• [What you need to do]:
Every line below must be reproduced exactly. Copy them all.

────────────────────

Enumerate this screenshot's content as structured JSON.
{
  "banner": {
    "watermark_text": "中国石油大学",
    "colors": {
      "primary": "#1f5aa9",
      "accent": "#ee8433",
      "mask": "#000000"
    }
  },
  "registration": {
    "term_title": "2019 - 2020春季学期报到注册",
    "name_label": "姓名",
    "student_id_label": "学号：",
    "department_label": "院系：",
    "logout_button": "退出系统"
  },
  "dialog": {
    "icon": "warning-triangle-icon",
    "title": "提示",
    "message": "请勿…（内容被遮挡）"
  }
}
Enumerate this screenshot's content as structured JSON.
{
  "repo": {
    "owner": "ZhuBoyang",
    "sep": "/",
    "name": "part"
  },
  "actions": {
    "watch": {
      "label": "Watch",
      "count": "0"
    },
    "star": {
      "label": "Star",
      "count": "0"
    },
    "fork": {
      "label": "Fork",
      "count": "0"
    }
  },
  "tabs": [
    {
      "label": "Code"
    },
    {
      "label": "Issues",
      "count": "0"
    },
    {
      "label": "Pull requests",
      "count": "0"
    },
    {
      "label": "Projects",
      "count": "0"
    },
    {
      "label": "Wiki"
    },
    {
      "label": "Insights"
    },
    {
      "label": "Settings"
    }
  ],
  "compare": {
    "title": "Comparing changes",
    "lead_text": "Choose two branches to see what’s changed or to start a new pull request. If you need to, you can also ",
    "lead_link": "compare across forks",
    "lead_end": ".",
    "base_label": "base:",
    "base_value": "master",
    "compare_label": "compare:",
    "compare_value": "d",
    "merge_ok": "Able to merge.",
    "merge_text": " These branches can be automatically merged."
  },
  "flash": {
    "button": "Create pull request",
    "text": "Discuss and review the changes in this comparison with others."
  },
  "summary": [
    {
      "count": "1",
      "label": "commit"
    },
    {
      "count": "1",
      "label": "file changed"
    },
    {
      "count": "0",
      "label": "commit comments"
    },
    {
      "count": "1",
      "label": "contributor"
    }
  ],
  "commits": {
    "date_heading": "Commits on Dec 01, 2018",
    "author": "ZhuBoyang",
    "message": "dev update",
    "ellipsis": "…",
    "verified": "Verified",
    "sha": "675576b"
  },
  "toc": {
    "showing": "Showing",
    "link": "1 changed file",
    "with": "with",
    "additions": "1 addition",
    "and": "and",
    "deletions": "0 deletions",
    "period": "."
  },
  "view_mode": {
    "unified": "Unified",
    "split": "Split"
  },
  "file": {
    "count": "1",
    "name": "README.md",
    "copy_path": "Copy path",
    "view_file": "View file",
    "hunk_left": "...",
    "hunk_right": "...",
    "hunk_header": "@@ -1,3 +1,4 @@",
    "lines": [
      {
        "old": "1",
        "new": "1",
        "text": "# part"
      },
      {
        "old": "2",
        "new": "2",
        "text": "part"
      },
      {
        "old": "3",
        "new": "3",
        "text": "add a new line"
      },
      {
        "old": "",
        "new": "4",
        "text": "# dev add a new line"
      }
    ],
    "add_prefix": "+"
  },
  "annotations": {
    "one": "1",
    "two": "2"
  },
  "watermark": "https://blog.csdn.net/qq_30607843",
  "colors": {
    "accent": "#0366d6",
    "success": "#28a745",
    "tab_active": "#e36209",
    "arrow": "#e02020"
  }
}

────────────────────

• [Exercise answer]:
Enumerate this screenshot's content as structured JSON.
{
  "banner": {
    "watermark_text": "中国石油大学",
    "colors": {
      "primary": "#1f5aa9",
      "accent": "#ee8433",
      "mask": "#000000"
    }
  },
  "registration": {
    "term_title": "2019 - 2020春季学期报到注册",
    "name_label": "姓名",
    "student_id_label": "学号：",
    "department_label": "院系：",
    "logout_button": "退出系统"
  },
  "dialog": {
    "icon": "warning-triangle-icon",
    "title": "提示",
    "message": "请勿…（内容被遮挡）"
  }
}
Enumerate this screenshot's content as structured JSON.
{
  "repo": {
    "owner": "ZhuBoyang",
    "sep": "/",
    "name": "part"
  },
  "actions": {
    "watch": {
      "label": "Watch",
      "count": "0"
    },
    "star": {
      "label": "Star",
      "count": "0"
    },
    "fork": {
      "label": "Fork",
      "count": "0"
    }
  },
  "tabs": [
    {
      "label": "Code"
    },
    {
      "label": "Issues",
      "count": "0"
    },
    {
      "label": "Pull requests",
      "count": "0"
    },
    {
      "label": "Projects",
      "count": "0"
    },
    {
      "label": "Wiki"
    },
    {
      "label": "Insights"
    },
    {
      "label": "Settings"
    }
  ],
  "compare": {
    "title": "Comparing changes",
    "lead_text": "Choose two branches to see what’s changed or to start a new pull request. If you need to, you can also ",
    "lead_link": "compare across forks",
    "lead_end": ".",
    "base_label": "base:",
    "base_value": "master",
    "compare_label": "compare:",
    "compare_value": "d",
    "merge_ok": "Able to merge.",
    "merge_text": " These branches can be automatically merged."
  },
  "flash": {
    "button": "Create pull request",
    "text": "Discuss and review the changes in this comparison with others."
  },
  "summary": [
    {
      "count": "1",
      "label": "commit"
    },
    {
      "count": "1",
      "label": "file changed"
    },
    {
      "count": "0",
      "label": "commit comments"
    },
    {
      "count": "1",
      "label": "contributor"
    }
  ],
  "commits": {
    "date_heading": "Commits on Dec 01, 2018",
    "author": "ZhuBoyang",
    "message": "dev update",
    "ellipsis": "…",
    "verified": "Verified",
    "sha": "675576b"
  },
  "toc": {
    "showing": "Showing",
    "link": "1 changed file",
    "with": "with",
    "additions": "1 addition",
    "and": "and",
    "deletions": "0 deletions",
    "period": "."
  },
  "view_mode": {
    "unified": "Unified",
    "split": "Split"
  },
  "file": {
    "count": "1",
    "name": "README.md",
    "copy_path": "Copy path",
    "view_file": "View file",
    "hunk_left": "...",
    "hunk_right": "...",
    "hunk_header": "@@ -1,3 +1,4 @@",
    "lines": [
      {
        "old": "1",
        "new": "1",
        "text": "# part"
      },
      {
        "old": "2",
        "new": "2",
        "text": "part"
      },
      {
        "old": "3",
        "new": "3",
        "text": "add a new line"
      },
      {
        "old": "",
        "new": "4",
        "text": "# dev add a new line"
      }
    ],
    "add_prefix": "+"
  },
  "annotations": {
    "one": "1",
    "two": "2"
  },
  "watermark": "https://blog.csdn.net/qq_30607843",
  "colors": {
    "accent": "#0366d6",
    "success": "#28a745",
    "tab_active": "#e36209",
    "arrow": "#e02020"
  }
}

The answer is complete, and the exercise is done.